All entries below need to be written out exactly, but without their pictures.

(ENTRIES SHOWN):

—————

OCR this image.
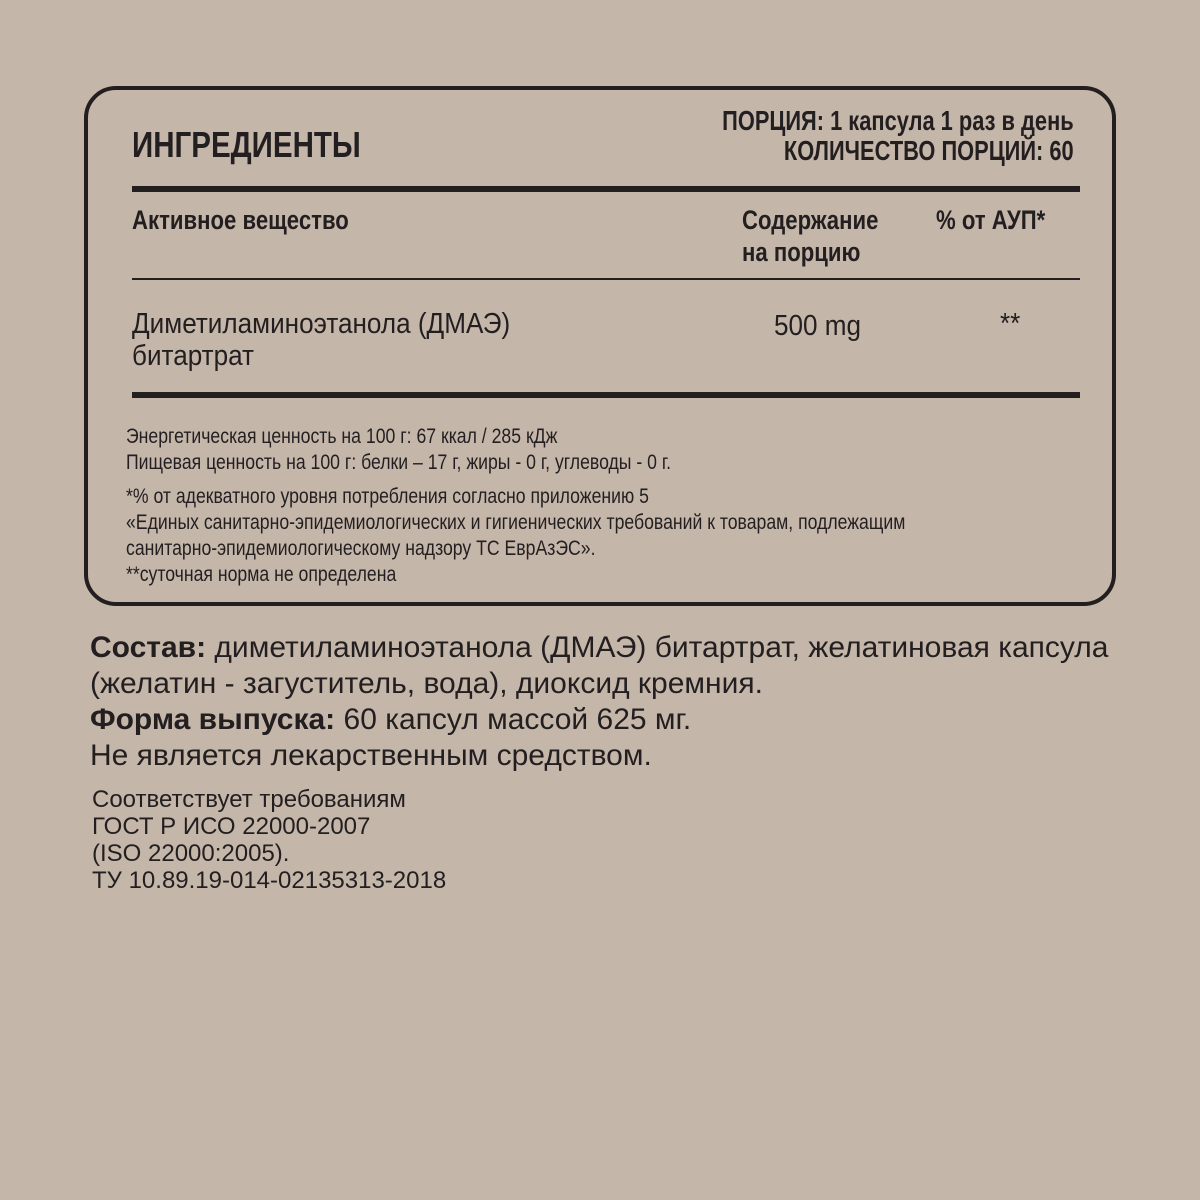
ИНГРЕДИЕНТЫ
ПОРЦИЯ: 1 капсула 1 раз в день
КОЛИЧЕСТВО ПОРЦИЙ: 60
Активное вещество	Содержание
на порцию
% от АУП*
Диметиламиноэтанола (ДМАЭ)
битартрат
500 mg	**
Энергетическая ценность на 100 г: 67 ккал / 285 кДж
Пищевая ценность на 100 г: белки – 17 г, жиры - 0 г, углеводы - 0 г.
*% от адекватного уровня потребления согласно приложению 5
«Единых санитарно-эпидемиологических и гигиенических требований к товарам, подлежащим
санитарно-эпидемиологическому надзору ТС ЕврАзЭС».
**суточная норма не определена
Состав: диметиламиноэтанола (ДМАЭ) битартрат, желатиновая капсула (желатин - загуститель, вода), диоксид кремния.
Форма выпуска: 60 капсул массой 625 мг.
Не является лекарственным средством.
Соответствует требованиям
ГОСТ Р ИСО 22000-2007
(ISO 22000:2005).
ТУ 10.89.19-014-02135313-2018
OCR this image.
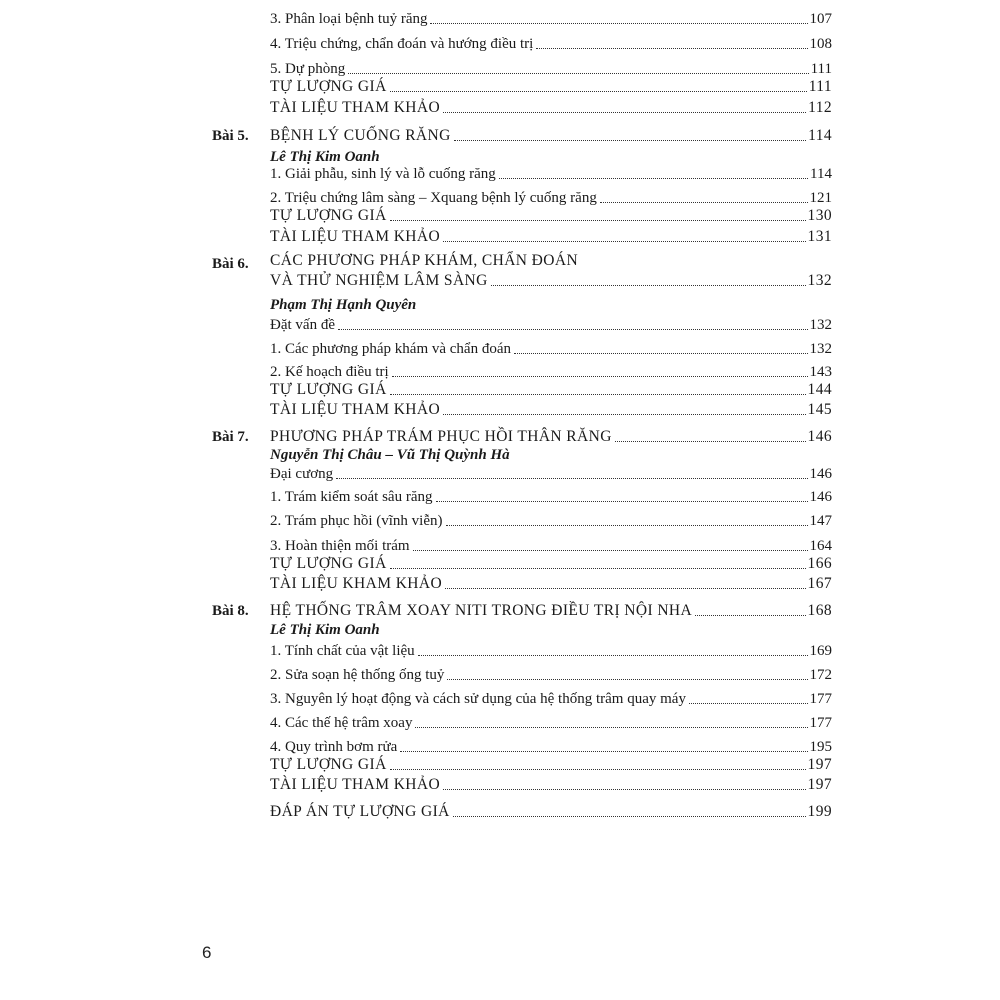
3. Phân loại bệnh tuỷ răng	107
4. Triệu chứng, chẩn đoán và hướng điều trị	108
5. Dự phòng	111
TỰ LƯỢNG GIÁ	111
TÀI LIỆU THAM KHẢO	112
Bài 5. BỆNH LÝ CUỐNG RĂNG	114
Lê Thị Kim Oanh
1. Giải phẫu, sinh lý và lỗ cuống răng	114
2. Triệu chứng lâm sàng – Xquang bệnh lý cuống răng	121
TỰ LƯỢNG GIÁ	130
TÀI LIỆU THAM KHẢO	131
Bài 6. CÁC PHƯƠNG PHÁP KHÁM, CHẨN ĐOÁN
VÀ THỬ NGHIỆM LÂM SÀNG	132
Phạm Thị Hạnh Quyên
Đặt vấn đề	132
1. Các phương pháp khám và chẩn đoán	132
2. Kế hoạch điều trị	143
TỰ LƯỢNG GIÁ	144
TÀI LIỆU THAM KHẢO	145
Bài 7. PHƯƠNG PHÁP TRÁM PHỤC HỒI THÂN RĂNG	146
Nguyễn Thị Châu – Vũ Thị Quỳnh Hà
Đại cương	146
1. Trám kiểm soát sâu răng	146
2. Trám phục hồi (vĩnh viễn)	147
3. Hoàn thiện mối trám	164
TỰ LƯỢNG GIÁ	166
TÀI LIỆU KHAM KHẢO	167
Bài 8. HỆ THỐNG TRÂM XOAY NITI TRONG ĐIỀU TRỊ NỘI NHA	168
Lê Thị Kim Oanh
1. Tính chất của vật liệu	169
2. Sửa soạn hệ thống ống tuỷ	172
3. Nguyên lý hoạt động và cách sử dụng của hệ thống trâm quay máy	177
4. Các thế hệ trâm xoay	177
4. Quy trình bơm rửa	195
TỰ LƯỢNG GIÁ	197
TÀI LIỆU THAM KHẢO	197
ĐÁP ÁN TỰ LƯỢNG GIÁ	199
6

—————

(EXPECTED ANSWER):
OCR this image.
ИНГРЕДИЕНТЫ
ПОРЦИЯ: 1 капсула 1 раз в день
КОЛИЧЕСТВО ПОРЦИЙ: 60
Активное вещество	Содержание
на порцию
% от АУП*
Диметиламиноэтанола (ДМАЭ)
битартрат
500 mg	**
Энергетическая ценность на 100 г: 67 ккал / 285 кДж
Пищевая ценность на 100 г: белки – 17 г, жиры - 0 г, углеводы - 0 г.
*% от адекватного уровня потребления согласно приложению 5
«Единых санитарно-эпидемиологических и гигиенических требований к товарам, подлежащим
санитарно-эпидемиологическому надзору ТС ЕврАзЭС».
**суточная норма не определена
Состав: диметиламиноэтанола (ДМАЭ) битартрат, желатиновая капсула (желатин - загуститель, вода), диоксид кремния.
Форма выпуска: 60 капсул массой 625 мг.
Не является лекарственным средством.
Соответствует требованиям
ГОСТ Р ИСО 22000-2007
(ISO 22000:2005).
ТУ 10.89.19-014-02135313-2018
OCR this image.
3. Phân loại bệnh tuỷ răng	107
4. Triệu chứng, chẩn đoán và hướng điều trị	108
5. Dự phòng	111
TỰ LƯỢNG GIÁ	111
TÀI LIỆU THAM KHẢO	112
Bài 5. BỆNH LÝ CUỐNG RĂNG	114
Lê Thị Kim Oanh
1. Giải phẫu, sinh lý và lỗ cuống răng	114
2. Triệu chứng lâm sàng – Xquang bệnh lý cuống răng	121
TỰ LƯỢNG GIÁ	130
TÀI LIỆU THAM KHẢO	131
Bài 6. CÁC PHƯƠNG PHÁP KHÁM, CHẨN ĐOÁN
VÀ THỬ NGHIỆM LÂM SÀNG	132
Phạm Thị Hạnh Quyên
Đặt vấn đề	132
1. Các phương pháp khám và chẩn đoán	132
2. Kế hoạch điều trị	143
TỰ LƯỢNG GIÁ	144
TÀI LIỆU THAM KHẢO	145
Bài 7. PHƯƠNG PHÁP TRÁM PHỤC HỒI THÂN RĂNG	146
Nguyễn Thị Châu – Vũ Thị Quỳnh Hà
Đại cương	146
1. Trám kiểm soát sâu răng	146
2. Trám phục hồi (vĩnh viễn)	147
3. Hoàn thiện mối trám	164
TỰ LƯỢNG GIÁ	166
TÀI LIỆU KHAM KHẢO	167
Bài 8. HỆ THỐNG TRÂM XOAY NITI TRONG ĐIỀU TRỊ NỘI NHA	168
Lê Thị Kim Oanh
1. Tính chất của vật liệu	169
2. Sửa soạn hệ thống ống tuỷ	172
3. Nguyên lý hoạt động và cách sử dụng của hệ thống trâm quay máy	177
4. Các thế hệ trâm xoay	177
4. Quy trình bơm rửa	195
TỰ LƯỢNG GIÁ	197
TÀI LIỆU THAM KHẢO	197
ĐÁP ÁN TỰ LƯỢNG GIÁ	199
6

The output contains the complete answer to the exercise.